### RECORD EXCERPTS
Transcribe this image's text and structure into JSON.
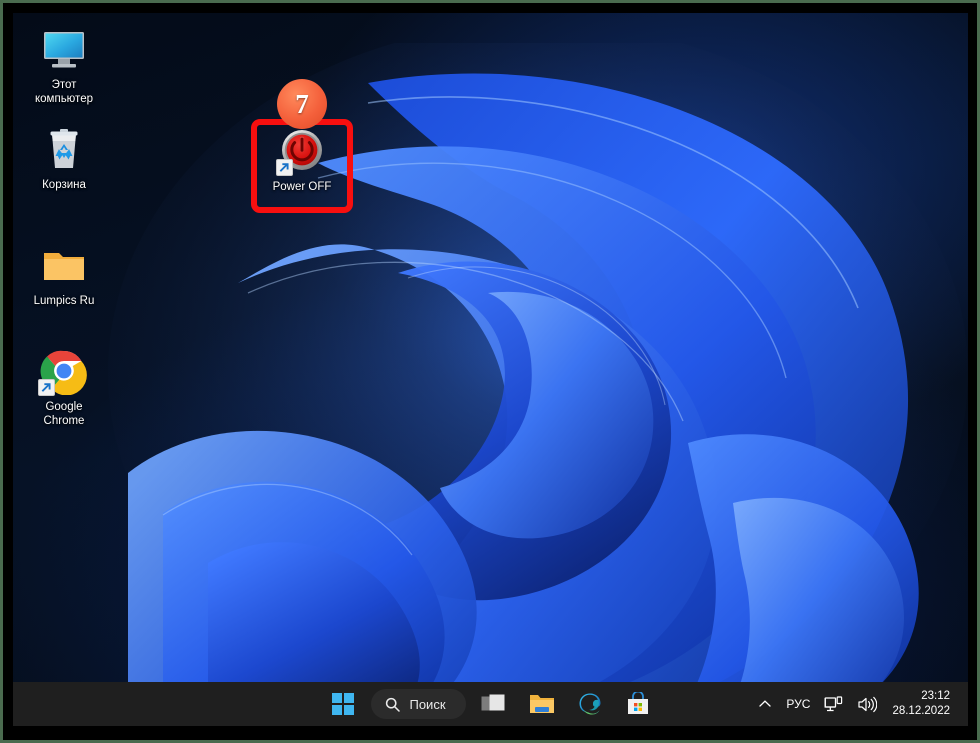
{
  "window": {
    "title": "Windows 11 Desktop",
    "frame_color": "#4a6b4f",
    "matte_color": "#000000"
  },
  "desktop": {
    "background_color": "#050d1c",
    "wallpaper_name": "windows-11-bloom-wallpaper",
    "icons": [
      {
        "id": "this-pc",
        "label_line1": "Этот",
        "label_line2": "компьютер",
        "icon_name": "monitor-icon",
        "shortcut_overlay": false
      },
      {
        "id": "recycle-bin",
        "label_line1": "Корзина",
        "label_line2": "",
        "icon_name": "recycle-bin-icon",
        "shortcut_overlay": false
      },
      {
        "id": "lumpics-ru-folder",
        "label_line1": "Lumpics Ru",
        "label_line2": "",
        "icon_name": "folder-icon",
        "shortcut_overlay": false
      },
      {
        "id": "google-chrome",
        "label_line1": "Google",
        "label_line2": "Chrome",
        "icon_name": "chrome-icon",
        "shortcut_overlay": true
      },
      {
        "id": "power-off",
        "label_line1": "Power OFF",
        "label_line2": "",
        "icon_name": "power-button-icon",
        "shortcut_overlay": true
      }
    ]
  },
  "annotation": {
    "step_number": "7",
    "badge_color": "#f4603b",
    "highlight_color": "#f70f0f",
    "highlight_target": "power-off"
  },
  "taskbar": {
    "background_color": "#1f1f1f",
    "start_label": "Пуск",
    "search": {
      "placeholder": "Поиск",
      "value": "Поиск",
      "icon_name": "search-icon"
    },
    "buttons": [
      {
        "id": "start",
        "label": "Пуск",
        "icon_name": "windows-logo-icon"
      },
      {
        "id": "task-view",
        "label": "Представление задач",
        "icon_name": "task-view-icon"
      },
      {
        "id": "file-explorer",
        "label": "Проводник",
        "icon_name": "folder-icon"
      },
      {
        "id": "edge",
        "label": "Microsoft Edge",
        "icon_name": "edge-icon"
      },
      {
        "id": "microsoft-store",
        "label": "Microsoft Store",
        "icon_name": "store-icon"
      }
    ],
    "tray": {
      "overflow_icon": "chevron-up-icon",
      "language": "РУС",
      "network_icon": "network-icon",
      "volume_icon": "volume-icon",
      "time": "23:12",
      "date": "28.12.2022"
    }
  }
}
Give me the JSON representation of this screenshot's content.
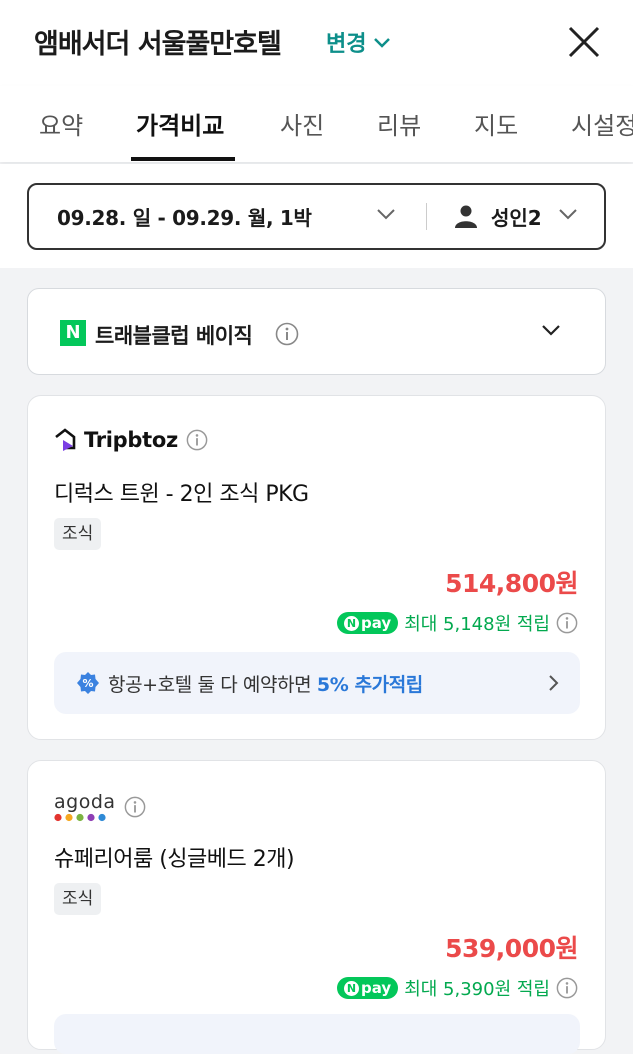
{
  "header": {
    "title": "앰배서더 서울풀만호텔",
    "change_label": "변경"
  },
  "tabs": [
    {
      "label": "요약"
    },
    {
      "label": "가격비교"
    },
    {
      "label": "사진"
    },
    {
      "label": "리뷰"
    },
    {
      "label": "지도"
    },
    {
      "label": "시설정"
    }
  ],
  "active_tab": "가격비교",
  "filters": {
    "dates": "09.28. 일 - 09.29. 월, 1박",
    "guests": "성인2"
  },
  "club": {
    "logo_letter": "N",
    "label": "트래블클럽 베이직"
  },
  "offers": [
    {
      "provider": "Tripbtoz",
      "room": "디럭스 트윈 - 2인 조식 PKG",
      "badge": "조식",
      "price": "514,800원",
      "npay_label": "pay",
      "points": "최대 5,148원 적립",
      "promo_prefix": "항공+호텔 둘 다 예약하면 ",
      "promo_highlight": "5% 추가적립"
    },
    {
      "provider": "agoda",
      "room": "슈페리어룸 (싱글베드 2개)",
      "badge": "조식",
      "price": "539,000원",
      "npay_label": "pay",
      "points": "최대 5,390원 적립"
    }
  ],
  "colors": {
    "accent": "#0d8f8a",
    "price": "#eb4a4a",
    "npay": "#03c75a",
    "promo_highlight": "#2a78d8"
  }
}
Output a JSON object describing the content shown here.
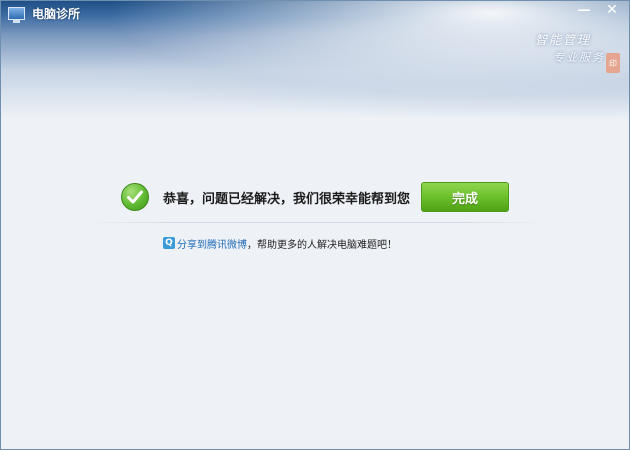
{
  "window": {
    "title": "电脑诊所",
    "minimize_symbol": "—",
    "close_symbol": "✕",
    "app_icon": "monitor-icon"
  },
  "banner": {
    "slogan_line1": "智能管理",
    "slogan_line2": "专业服务"
  },
  "result": {
    "icon": "check-circle-icon",
    "message": "恭喜，问题已经解决，我们很荣幸能帮到您",
    "done_label": "完成"
  },
  "share": {
    "icon": "tencent-weibo-icon",
    "link_text": "分享到腾讯微博",
    "suffix_text": "，帮助更多的人解决电脑难题吧！"
  },
  "colors": {
    "accent_green": "#6cc02c",
    "link_blue": "#1f6bb8",
    "titlebar_blue": "#1f4f86"
  }
}
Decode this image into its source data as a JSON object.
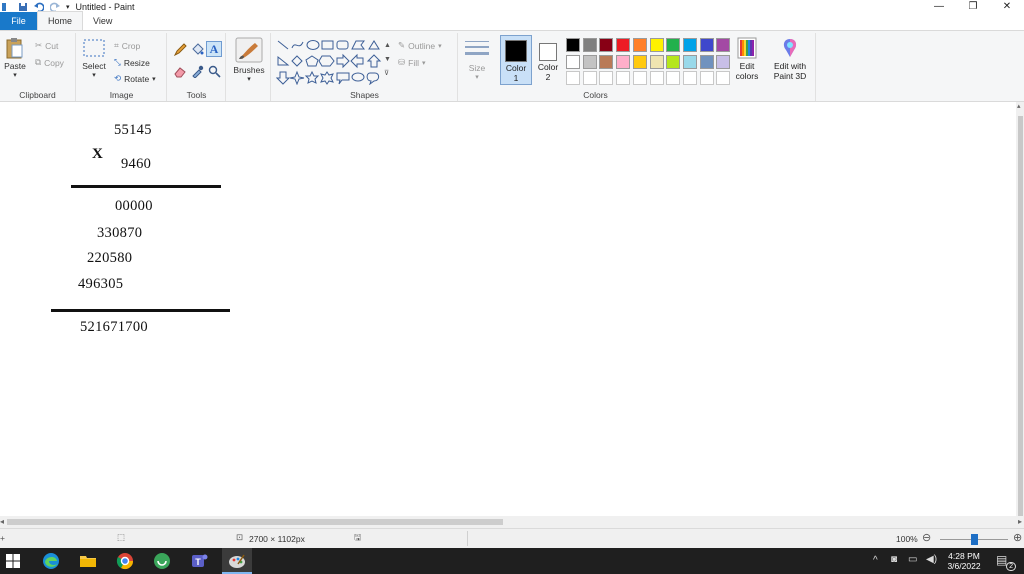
{
  "window": {
    "title": "Untitled - Paint",
    "controls": [
      "minimize-icon",
      "restore-icon",
      "close-icon"
    ]
  },
  "tabs": [
    {
      "label": "File"
    },
    {
      "label": "Home"
    },
    {
      "label": "View"
    }
  ],
  "ribbon": {
    "clipboard": {
      "paste": "Paste",
      "cut": "Cut",
      "copy": "Copy",
      "group": "Clipboard"
    },
    "image": {
      "select": "Select",
      "crop": "Crop",
      "resize": "Resize",
      "rotate": "Rotate",
      "group": "Image"
    },
    "tools": {
      "group": "Tools"
    },
    "brushes": {
      "label": "Brushes"
    },
    "shapes": {
      "outline": "Outline",
      "fill": "Fill",
      "group": "Shapes"
    },
    "size": {
      "label": "Size"
    },
    "colors": {
      "color1": "Color 1",
      "color1_line1": "Color",
      "color1_line2": "1",
      "color2_line1": "Color",
      "color2_line2": "2",
      "edit_colors_line1": "Edit",
      "edit_colors_line2": "colors",
      "paint3d_line1": "Edit with",
      "paint3d_line2": "Paint 3D",
      "group": "Colors",
      "color1_value": "#000000",
      "color2_value": "#ffffff",
      "palette_row1": [
        "#000000",
        "#7f7f7f",
        "#880015",
        "#ed1c24",
        "#ff7f27",
        "#fff200",
        "#22b14c",
        "#00a2e8",
        "#3f48cc",
        "#a349a4"
      ],
      "palette_row2": [
        "#ffffff",
        "#c3c3c3",
        "#b97a57",
        "#ffaec9",
        "#ffc90e",
        "#efe4b0",
        "#b5e61d",
        "#99d9ea",
        "#7092be",
        "#c8bfe7"
      ]
    }
  },
  "canvas": {
    "multiplicand": "55145",
    "operator": "X",
    "multiplier": "9460",
    "partial1": "00000",
    "partial2": "330870",
    "partial3": "220580",
    "partial4": "496305",
    "result": "521671700"
  },
  "status": {
    "canvas_size": "2700 × 1102px",
    "zoom": "100%",
    "zoom_level": 0.5
  },
  "taskbar": {
    "time": "4:28 PM",
    "date": "3/6/2022",
    "notification_count": "2"
  }
}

### YOUR INSTRUCTIONS
Make a word-for-word copy of the entries, without any pictures.

### SOLUTION FOR THIS TASK
Transcribe this image's text and structure into JSON.
{
  "window": {
    "title": "Windows 11 Desktop",
    "frame_color": "#4a6b4f",
    "matte_color": "#000000"
  },
  "desktop": {
    "background_color": "#050d1c",
    "wallpaper_name": "windows-11-bloom-wallpaper",
    "icons": [
      {
        "id": "this-pc",
        "label_line1": "Этот",
        "label_line2": "компьютер",
        "icon_name": "monitor-icon",
        "shortcut_overlay": false
      },
      {
        "id": "recycle-bin",
        "label_line1": "Корзина",
        "label_line2": "",
        "icon_name": "recycle-bin-icon",
        "shortcut_overlay": false
      },
      {
        "id": "lumpics-ru-folder",
        "label_line1": "Lumpics Ru",
        "label_line2": "",
        "icon_name": "folder-icon",
        "shortcut_overlay": false
      },
      {
        "id": "google-chrome",
        "label_line1": "Google",
        "label_line2": "Chrome",
        "icon_name": "chrome-icon",
        "shortcut_overlay": true
      },
      {
        "id": "power-off",
        "label_line1": "Power OFF",
        "label_line2": "",
        "icon_name": "power-button-icon",
        "shortcut_overlay": true
      }
    ]
  },
  "annotation": {
    "step_number": "7",
    "badge_color": "#f4603b",
    "highlight_color": "#f70f0f",
    "highlight_target": "power-off"
  },
  "taskbar": {
    "background_color": "#1f1f1f",
    "start_label": "Пуск",
    "search": {
      "placeholder": "Поиск",
      "value": "Поиск",
      "icon_name": "search-icon"
    },
    "buttons": [
      {
        "id": "start",
        "label": "Пуск",
        "icon_name": "windows-logo-icon"
      },
      {
        "id": "task-view",
        "label": "Представление задач",
        "icon_name": "task-view-icon"
      },
      {
        "id": "file-explorer",
        "label": "Проводник",
        "icon_name": "folder-icon"
      },
      {
        "id": "edge",
        "label": "Microsoft Edge",
        "icon_name": "edge-icon"
      },
      {
        "id": "microsoft-store",
        "label": "Microsoft Store",
        "icon_name": "store-icon"
      }
    ],
    "tray": {
      "overflow_icon": "chevron-up-icon",
      "language": "РУС",
      "network_icon": "network-icon",
      "volume_icon": "volume-icon",
      "time": "23:12",
      "date": "28.12.2022"
    }
  }
}
Give me the JSON representation of this screenshot's content.
{
  "header": {
    "title": "앰배서더 서울풀만호텔",
    "change_label": "변경"
  },
  "tabs": [
    {
      "label": "요약"
    },
    {
      "label": "가격비교"
    },
    {
      "label": "사진"
    },
    {
      "label": "리뷰"
    },
    {
      "label": "지도"
    },
    {
      "label": "시설정"
    }
  ],
  "active_tab": "가격비교",
  "filters": {
    "dates": "09.28. 일 - 09.29. 월, 1박",
    "guests": "성인2"
  },
  "club": {
    "logo_letter": "N",
    "label": "트래블클럽 베이직"
  },
  "offers": [
    {
      "provider": "Tripbtoz",
      "room": "디럭스 트윈 - 2인 조식 PKG",
      "badge": "조식",
      "price": "514,800원",
      "npay_label": "pay",
      "points": "최대 5,148원 적립",
      "promo_prefix": "항공+호텔 둘 다 예약하면 ",
      "promo_highlight": "5% 추가적립"
    },
    {
      "provider": "agoda",
      "room": "슈페리어룸 (싱글베드 2개)",
      "badge": "조식",
      "price": "539,000원",
      "npay_label": "pay",
      "points": "최대 5,390원 적립"
    }
  ],
  "colors": {
    "accent": "#0d8f8a",
    "price": "#eb4a4a",
    "npay": "#03c75a",
    "promo_highlight": "#2a78d8"
  }
}
Output a JSON object describing the content shown here.
{
  "window": {
    "title": "电脑诊所",
    "minimize_symbol": "—",
    "close_symbol": "✕",
    "app_icon": "monitor-icon"
  },
  "banner": {
    "slogan_line1": "智能管理",
    "slogan_line2": "专业服务"
  },
  "result": {
    "icon": "check-circle-icon",
    "message": "恭喜，问题已经解决，我们很荣幸能帮到您",
    "done_label": "完成"
  },
  "share": {
    "icon": "tencent-weibo-icon",
    "link_text": "分享到腾讯微博",
    "suffix_text": "，帮助更多的人解决电脑难题吧！"
  },
  "colors": {
    "accent_green": "#6cc02c",
    "link_blue": "#1f6bb8",
    "titlebar_blue": "#1f4f86"
  }
}
Decode this image into its source data as a JSON object.
{
  "window": {
    "title": "Untitled - Paint",
    "controls": [
      "minimize-icon",
      "restore-icon",
      "close-icon"
    ]
  },
  "tabs": [
    {
      "label": "File"
    },
    {
      "label": "Home"
    },
    {
      "label": "View"
    }
  ],
  "ribbon": {
    "clipboard": {
      "paste": "Paste",
      "cut": "Cut",
      "copy": "Copy",
      "group": "Clipboard"
    },
    "image": {
      "select": "Select",
      "crop": "Crop",
      "resize": "Resize",
      "rotate": "Rotate",
      "group": "Image"
    },
    "tools": {
      "group": "Tools"
    },
    "brushes": {
      "label": "Brushes"
    },
    "shapes": {
      "outline": "Outline",
      "fill": "Fill",
      "group": "Shapes"
    },
    "size": {
      "label": "Size"
    },
    "colors": {
      "color1": "Color 1",
      "color1_line1": "Color",
      "color1_line2": "1",
      "color2_line1": "Color",
      "color2_line2": "2",
      "edit_colors_line1": "Edit",
      "edit_colors_line2": "colors",
      "paint3d_line1": "Edit with",
      "paint3d_line2": "Paint 3D",
      "group": "Colors",
      "color1_value": "#000000",
      "color2_value": "#ffffff",
      "palette_row1": [
        "#000000",
        "#7f7f7f",
        "#880015",
        "#ed1c24",
        "#ff7f27",
        "#fff200",
        "#22b14c",
        "#00a2e8",
        "#3f48cc",
        "#a349a4"
      ],
      "palette_row2": [
        "#ffffff",
        "#c3c3c3",
        "#b97a57",
        "#ffaec9",
        "#ffc90e",
        "#efe4b0",
        "#b5e61d",
        "#99d9ea",
        "#7092be",
        "#c8bfe7"
      ]
    }
  },
  "canvas": {
    "multiplicand": "55145",
    "operator": "X",
    "multiplier": "9460",
    "partial1": "00000",
    "partial2": "330870",
    "partial3": "220580",
    "partial4": "496305",
    "result": "521671700"
  },
  "status": {
    "canvas_size": "2700 × 1102px",
    "zoom": "100%",
    "zoom_level": 0.5
  },
  "taskbar": {
    "time": "4:28 PM",
    "date": "3/6/2022",
    "notification_count": "2"
  }
}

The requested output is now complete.